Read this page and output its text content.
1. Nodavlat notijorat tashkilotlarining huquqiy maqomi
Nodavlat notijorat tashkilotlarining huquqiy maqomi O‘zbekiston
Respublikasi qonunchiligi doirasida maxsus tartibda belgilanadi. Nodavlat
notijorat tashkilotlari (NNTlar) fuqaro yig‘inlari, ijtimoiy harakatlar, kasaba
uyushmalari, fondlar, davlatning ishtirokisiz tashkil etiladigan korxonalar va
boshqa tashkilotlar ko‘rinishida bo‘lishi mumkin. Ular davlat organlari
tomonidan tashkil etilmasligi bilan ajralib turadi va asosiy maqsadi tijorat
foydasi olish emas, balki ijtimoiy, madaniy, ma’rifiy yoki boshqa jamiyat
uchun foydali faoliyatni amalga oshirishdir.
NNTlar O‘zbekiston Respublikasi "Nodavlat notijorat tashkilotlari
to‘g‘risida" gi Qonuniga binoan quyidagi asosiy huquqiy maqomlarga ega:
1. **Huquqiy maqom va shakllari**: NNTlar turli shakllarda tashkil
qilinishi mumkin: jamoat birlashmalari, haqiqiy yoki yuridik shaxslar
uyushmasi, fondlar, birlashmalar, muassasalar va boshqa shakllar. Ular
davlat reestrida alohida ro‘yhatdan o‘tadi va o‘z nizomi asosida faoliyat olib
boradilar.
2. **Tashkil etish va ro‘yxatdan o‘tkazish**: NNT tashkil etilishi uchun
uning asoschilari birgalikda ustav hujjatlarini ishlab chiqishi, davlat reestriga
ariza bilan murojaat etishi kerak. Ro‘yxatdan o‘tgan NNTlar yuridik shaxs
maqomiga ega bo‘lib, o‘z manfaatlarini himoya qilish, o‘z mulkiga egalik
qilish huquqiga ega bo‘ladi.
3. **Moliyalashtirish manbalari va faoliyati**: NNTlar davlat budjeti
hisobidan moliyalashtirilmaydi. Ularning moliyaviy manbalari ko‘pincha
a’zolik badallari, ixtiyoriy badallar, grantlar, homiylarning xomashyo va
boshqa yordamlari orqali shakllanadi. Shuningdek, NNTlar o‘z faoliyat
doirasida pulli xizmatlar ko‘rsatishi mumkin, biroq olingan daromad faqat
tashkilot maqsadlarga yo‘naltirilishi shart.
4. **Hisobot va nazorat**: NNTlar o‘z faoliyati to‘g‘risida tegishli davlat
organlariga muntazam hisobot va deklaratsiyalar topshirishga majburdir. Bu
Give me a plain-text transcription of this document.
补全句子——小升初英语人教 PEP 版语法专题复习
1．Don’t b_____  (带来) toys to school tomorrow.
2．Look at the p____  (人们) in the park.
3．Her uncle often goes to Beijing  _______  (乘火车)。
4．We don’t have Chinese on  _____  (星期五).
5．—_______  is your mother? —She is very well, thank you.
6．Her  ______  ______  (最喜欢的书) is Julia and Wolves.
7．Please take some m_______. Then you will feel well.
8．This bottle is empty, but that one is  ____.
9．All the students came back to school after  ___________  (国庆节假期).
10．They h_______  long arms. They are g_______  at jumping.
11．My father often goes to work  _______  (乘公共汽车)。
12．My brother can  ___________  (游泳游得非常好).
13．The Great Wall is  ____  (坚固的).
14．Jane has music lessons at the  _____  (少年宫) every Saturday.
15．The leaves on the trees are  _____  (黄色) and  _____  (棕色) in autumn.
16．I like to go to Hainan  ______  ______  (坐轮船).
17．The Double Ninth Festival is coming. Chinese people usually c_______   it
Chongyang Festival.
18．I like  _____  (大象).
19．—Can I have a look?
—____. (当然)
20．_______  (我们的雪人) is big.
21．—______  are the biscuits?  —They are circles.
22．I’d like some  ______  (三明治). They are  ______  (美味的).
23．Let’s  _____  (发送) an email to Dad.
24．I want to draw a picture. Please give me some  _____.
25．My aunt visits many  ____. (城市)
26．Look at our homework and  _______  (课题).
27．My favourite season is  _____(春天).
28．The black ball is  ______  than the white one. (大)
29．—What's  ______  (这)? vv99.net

++++++++++++++++++++

* _Task objective_:
Output all preceding records character for character.

* _Completed task_:
Read this page and output its text content.
1. Nodavlat notijorat tashkilotlarining huquqiy maqomi
Nodavlat notijorat tashkilotlarining huquqiy maqomi O‘zbekiston
Respublikasi qonunchiligi doirasida maxsus tartibda belgilanadi. Nodavlat
notijorat tashkilotlari (NNTlar) fuqaro yig‘inlari, ijtimoiy harakatlar, kasaba
uyushmalari, fondlar, davlatning ishtirokisiz tashkil etiladigan korxonalar va
boshqa tashkilotlar ko‘rinishida bo‘lishi mumkin. Ular davlat organlari
tomonidan tashkil etilmasligi bilan ajralib turadi va asosiy maqsadi tijorat
foydasi olish emas, balki ijtimoiy, madaniy, ma’rifiy yoki boshqa jamiyat
uchun foydali faoliyatni amalga oshirishdir.
NNTlar O‘zbekiston Respublikasi "Nodavlat notijorat tashkilotlari
to‘g‘risida" gi Qonuniga binoan quyidagi asosiy huquqiy maqomlarga ega:
1. **Huquqiy maqom va shakllari**: NNTlar turli shakllarda tashkil
qilinishi mumkin: jamoat birlashmalari, haqiqiy yoki yuridik shaxslar
uyushmasi, fondlar, birlashmalar, muassasalar va boshqa shakllar. Ular
davlat reestrida alohida ro‘yhatdan o‘tadi va o‘z nizomi asosida faoliyat olib
boradilar.
2. **Tashkil etish va ro‘yxatdan o‘tkazish**: NNT tashkil etilishi uchun
uning asoschilari birgalikda ustav hujjatlarini ishlab chiqishi, davlat reestriga
ariza bilan murojaat etishi kerak. Ro‘yxatdan o‘tgan NNTlar yuridik shaxs
maqomiga ega bo‘lib, o‘z manfaatlarini himoya qilish, o‘z mulkiga egalik
qilish huquqiga ega bo‘ladi.
3. **Moliyalashtirish manbalari va faoliyati**: NNTlar davlat budjeti
hisobidan moliyalashtirilmaydi. Ularning moliyaviy manbalari ko‘pincha
a’zolik badallari, ixtiyoriy badallar, grantlar, homiylarning xomashyo va
boshqa yordamlari orqali shakllanadi. Shuningdek, NNTlar o‘z faoliyat
doirasida pulli xizmatlar ko‘rsatishi mumkin, biroq olingan daromad faqat
tashkilot maqsadlarga yo‘naltirilishi shart.
4. **Hisobot va nazorat**: NNTlar o‘z faoliyati to‘g‘risida tegishli davlat
organlariga muntazam hisobot va deklaratsiyalar topshirishga majburdir. Bu
Give me a plain-text transcription of this document.
补全句子——小升初英语人教 PEP 版语法专题复习
1．Don’t b_____  (带来) toys to school tomorrow.
2．Look at the p____  (人们) in the park.
3．Her uncle often goes to Beijing  _______  (乘火车)。
4．We don’t have Chinese on  _____  (星期五).
5．—_______  is your mother? —She is very well, thank you.
6．Her  ______  ______  (最喜欢的书) is Julia and Wolves.
7．Please take some m_______. Then you will feel well.
8．This bottle is empty, but that one is  ____.
9．All the students came back to school after  ___________  (国庆节假期).
10．They h_______  long arms. They are g_______  at jumping.
11．My father often goes to work  _______  (乘公共汽车)。
12．My brother can  ___________  (游泳游得非常好).
13．The Great Wall is  ____  (坚固的).
14．Jane has music lessons at the  _____  (少年宫) every Saturday.
15．The leaves on the trees are  _____  (黄色) and  _____  (棕色) in autumn.
16．I like to go to Hainan  ______  ______  (坐轮船).
17．The Double Ninth Festival is coming. Chinese people usually c_______   it
Chongyang Festival.
18．I like  _____  (大象).
19．—Can I have a look?
—____. (当然)
20．_______  (我们的雪人) is big.
21．—______  are the biscuits?  —They are circles.
22．I’d like some  ______  (三明治). They are  ______  (美味的).
23．Let’s  _____  (发送) an email to Dad.
24．I want to draw a picture. Please give me some  _____.
25．My aunt visits many  ____. (城市)
26．Look at our homework and  _______  (课题).
27．My favourite season is  _____(春天).
28．The black ball is  ______  than the white one. (大)
29．—What's  ______  (这)? vv99.net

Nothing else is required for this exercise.